## START
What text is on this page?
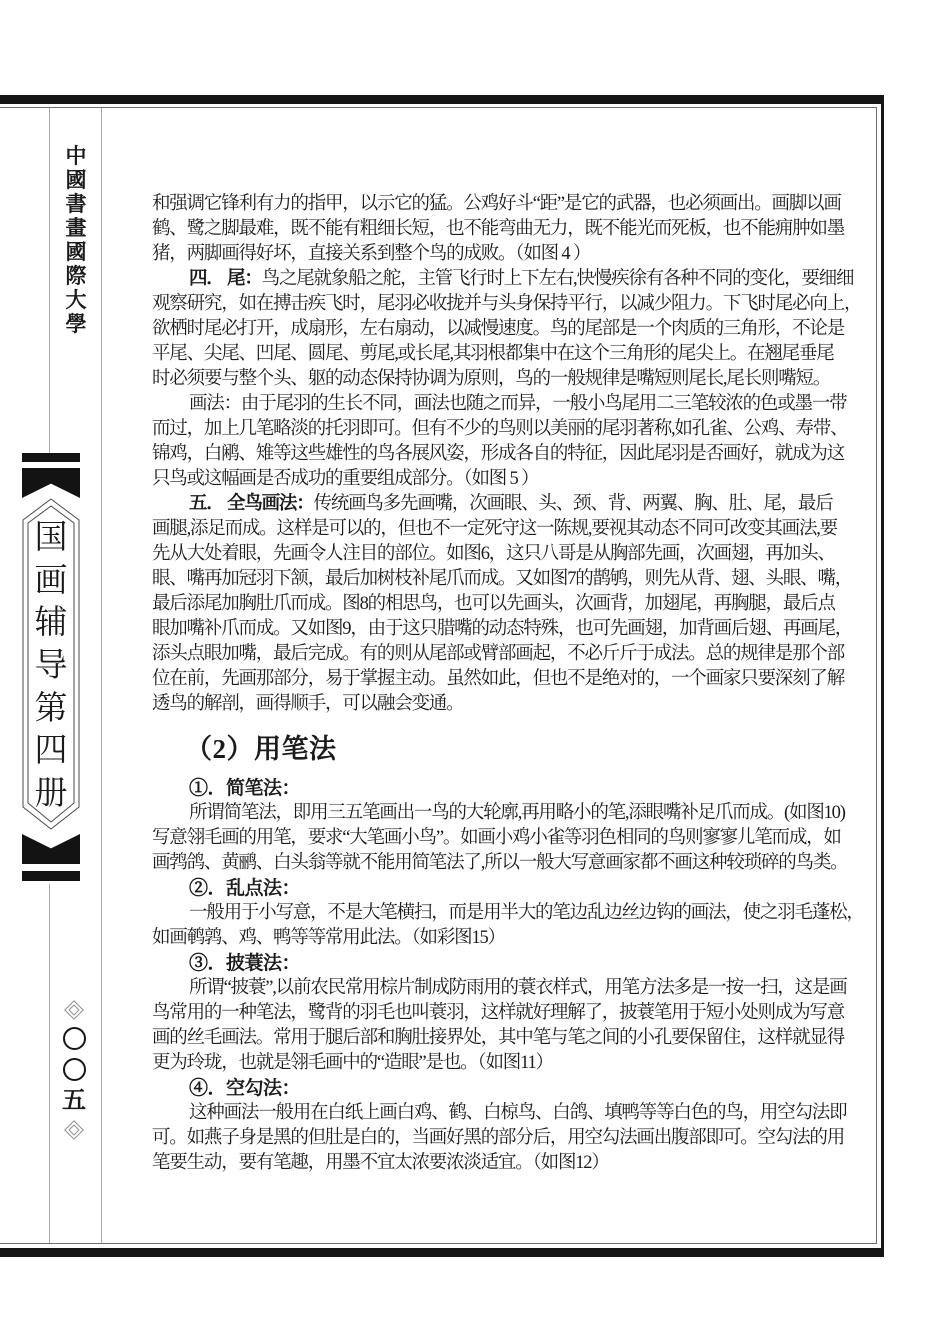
中
國
書
畫
國
際
大
學
国
画
辅
导
第
四
册
五
和强调它锋利有力的指甲，以示它的猛。公鸡好斗“距”是它的武器，也必须画出。画脚以画
鹤、鹭之脚最难，既不能有粗细长短，也不能弯曲无力，既不能光而死板，也不能痈肿如墨
猪，两脚画得好坏，直接关系到整个鸟的成败。（如图 4 ）
四． 尾：鸟之尾就象船之舵，主管飞行时上下左右,快慢疾徐有各种不同的变化，要细细
观察研究，如在搏击疾飞时，尾羽必收拢并与头身保持平行，以减少阻力。下飞时尾必向上，
欲栖时尾必打开，成扇形，左右扇动，以减慢速度。鸟的尾部是一个肉质的三角形，不论是
平尾、尖尾、凹尾、圆尾、剪尾,或长尾,其羽根都集中在这个三角形的尾尖上。在翘尾垂尾
时必须要与整个头、躯的动态保持协调为原则，鸟的一般规律是嘴短则尾长,尾长则嘴短。
画法：由于尾羽的生长不同，画法也随之而异，一般小鸟尾用二三笔较浓的色或墨一带
而过，加上几笔略淡的托羽即可。但有不少的鸟则以美丽的尾羽著称,如孔雀、公鸡、寿带、
锦鸡，白鹇、雉等这些雄性的鸟各展风姿，形成各自的特征，因此尾羽是否画好，就成为这
只鸟或这幅画是否成功的重要组成部分。（如图 5 ）
五． 全鸟画法：传统画鸟多先画嘴，次画眼、头、颈、背、两翼、胸、肚、尾，最后
画腿,添足而成。这样是可以的，但也不一定死守这一陈规,要视其动态不同可改变其画法,要
先从大处着眼，先画令人注目的部位。如图6，这只八哥是从胸部先画，次画翅，再加头、
眼、嘴再加冠羽下颔，最后加树枝补尾爪而成。又如图7的鹊鸲，则先从背、翅、头眼、嘴，
最后添尾加胸肚爪而成。图8的相思鸟，也可以先画头，次画背，加翅尾，再胸腿，最后点
眼加嘴补爪而成。又如图9，由于这只腊嘴的动态特殊，也可先画翅，加背画后翅、再画尾，
添头点眼加嘴，最后完成。有的则从尾部或臂部画起，不必斤斤于成法。总的规律是那个部
位在前，先画那部分，易于掌握主动。虽然如此，但也不是绝对的，一个画家只要深刻了解
透鸟的解剖，画得顺手，可以融会变通。
（2）用笔法
①．简笔法：
所谓简笔法，即用三五笔画出一鸟的大轮廓,再用略小的笔,添眼嘴补足爪而成。(如图10)
写意翎毛画的用笔，要求“大笔画小鸟”。如画小鸡小雀等羽色相同的鸟则寥寥儿笔而成，如
画鹁鸽、黄鹂、白头翁等就不能用简笔法了,所以一般大写意画家都不画这种较琐碎的鸟类。
②．乱点法：
一般用于小写意，不是大笔横扫，而是用半大的笔边乱边丝边钩的画法，使之羽毛蓬松，
如画鹌鹑、鸡、鸭等等常用此法。（如彩图15）
③．披蓑法：
所谓“披蓑”,以前农民常用棕片制成防雨用的蓑衣样式，用笔方法多是一按一扫，这是画
鸟常用的一种笔法，鹭背的羽毛也叫蓑羽，这样就好理解了，披蓑笔用于短小处则成为写意
画的丝毛画法。常用于腿后部和胸肚接界处，其中笔与笔之间的小孔要保留住，这样就显得
更为玲珑，也就是翎毛画中的“造眼”是也。（如图11）
④．空勾法：
这种画法一般用在白纸上画白鸡、鹤、白椋鸟、白鸽、填鸭等等白色的鸟，用空勾法即
可。如燕子身是黑的但肚是白的，当画好黑的部分后，用空勾法画出腹部即可。空勾法的用
笔要生动，要有笔趣，用墨不宜太浓要浓淡适宜。（如图12）
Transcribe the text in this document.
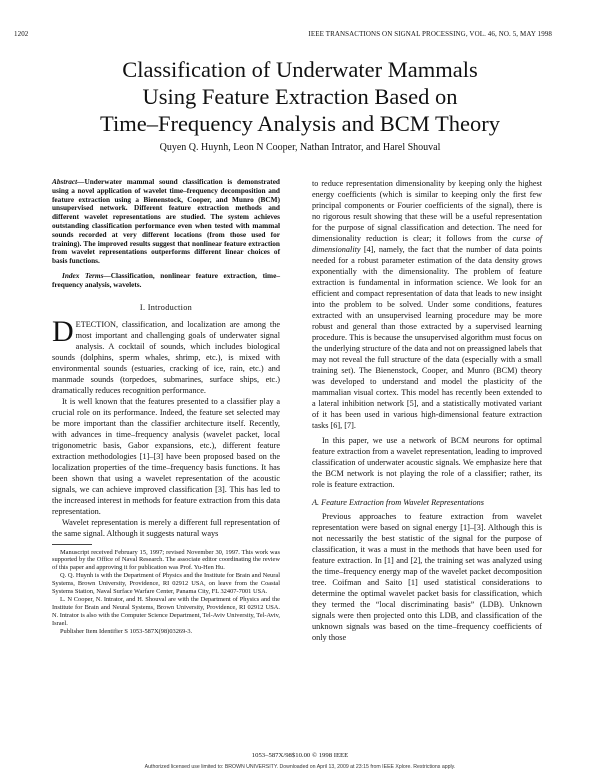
1202	IEEE TRANSACTIONS ON SIGNAL PROCESSING, VOL. 46, NO. 5, MAY 1998
Classification of Underwater Mammals
Using Feature Extraction Based on
Time–Frequency Analysis and BCM Theory
Quyen Q. Huynh, Leon N Cooper, Nathan Intrator, and Harel Shouval

Abstract—Underwater mammal sound classification is demonstrated using a novel application of wavelet time–frequency decomposition and feature extraction using a Bienenstock, Cooper, and Munro (BCM) unsupervised network. Different feature extraction methods and different wavelet representations are studied. The system achieves outstanding classification performance even when tested with mammal sounds recorded at very different locations (from those used for training). The improved results suggest that nonlinear feature extraction from wavelet representations outperforms different linear choices of basis functions.

Index Terms—Classification, nonlinear feature extraction, time–frequency analysis, wavelets.

I. Introduction

DETECTION, classification, and localization are among the most important and challenging goals of underwater signal analysis. A cocktail of sounds, which includes biological sounds (dolphins, sperm whales, shrimp, etc.), is mixed with environmental sounds (estuaries, cracking of ice, rain, etc.) and manmade sounds (torpedoes, submarines, surface ships, etc.) dramatically reduces recognition performance.

It is well known that the features presented to a classifier play a crucial role on its performance. Indeed, the feature set selected may be more important than the classifier architecture itself. Recently, with advances in time–frequency analysis (wavelet packet, local trigonometric basis, Gabor expansions, etc.), different feature extraction methodologies [1]–[3] have been proposed based on the localization properties of the time–frequency basis functions. It has been shown that using a wavelet representation of the acoustic signals, we can achieve improved classification [3]. This has led to the increased interest in methods for feature extraction from this data representation.

Wavelet representation is merely a different full representation of the same signal. Although it suggests natural ways

Manuscript received February 15, 1997; revised November 30, 1997. This work was supported by the Office of Naval Research. The associate editor coordinating the review of this paper and approving it for publication was Prof. Yu-Hen Hu.

Q. Q. Huynh is with the Department of Physics and the Institute for Brain and Neural Systems, Brown University, Providence, RI 02912 USA, on leave from the Coastal Systems Station, Naval Surface Warfare Center, Panama City, FL 32407-7001 USA.

L. N Cooper, N. Intrator, and H. Shouval are with the Department of Physics and the Institute for Brain and Neural Systems, Brown University, Providence, RI 02912 USA. N. Intrator is also with the Computer Science Department, Tel-Aviv University, Tel-Aviv, Israel.

Publisher Item Identifier S 1053-587X(98)03269-3.

to reduce representation dimensionality by keeping only the highest energy coefficients (which is similar to keeping only the first few principal components or Fourier coefficients of the signal), there is no rigorous result showing that these will be a useful representation for the purpose of signal classification and detection. The need for dimensionality reduction is clear; it follows from the curse of dimensionality [4], namely, the fact that the number of data points needed for a robust parameter estimation of the data density grows exponentially with the dimensionality. The problem of feature extraction is fundamental in information science. We look for an efficient and compact representation of data that leads to new insight into the problem to be solved. Under some conditions, features extracted with an unsupervised learning procedure may be more robust and general than those extracted by a supervised learning procedure. This is because the unsupervised algorithm must focus on the underlying structure of the data and not on preassigned labels that may not reveal the full structure of the data (especially with a small training set). The Bienenstock, Cooper, and Munro (BCM) theory was developed to understand and model the plasticity of the mammalian visual cortex. This model has recently been extended to a lateral inhibition network [5], and a statistically motivated variant of it has been used in various high-dimensional feature extraction tasks [6], [7].

In this paper, we use a network of BCM neurons for optimal feature extraction from a wavelet representation, leading to improved classification of underwater acoustic signals. We emphasize here that the BCM network is not playing the role of a classifier; rather, its role is feature extraction.

A. Feature Extraction from Wavelet Representations

Previous approaches to feature extraction from wavelet representation were based on signal energy [1]–[3]. Although this is not necessarily the best statistic of the signal for the purpose of classification, it was a must in the methods that have been used for feature extraction. In [1] and [2], the training set was analyzed using the time–frequency energy map of the wavelet packet decomposition tree. Coifman and Saito [1] used statistical considerations to determine the optimal wavelet packet basis for classification, which they termed the “local discriminating basis” (LDB). Unknown signals were then projected onto this LDB, and classification of the unknown signals was based on the time–frequency coefficients of only those

1053–587X/98$10.00 © 1998 IEEE
Authorized licensed use limited to: BROWN UNIVERSITY. Downloaded on April 13, 2009 at 23:15 from IEEE Xplore. Restrictions apply.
## END
→ WHAT YOU WILL DO
Copy out each line that contains the word "Intrator".

→ EXERCISE SOLUTION
Quyen Q. Huynh, Leon N Cooper, Nathan Intrator, and Harel Shouval
L. N Cooper, N. Intrator, and H. Shouval are with the Department of Physics and the Institute for Brain and Neural Systems, Brown University, Providence, RI 02912 USA. N. Intrator is also with the Computer Science Department, Tel-Aviv University, Tel-Aviv, Israel.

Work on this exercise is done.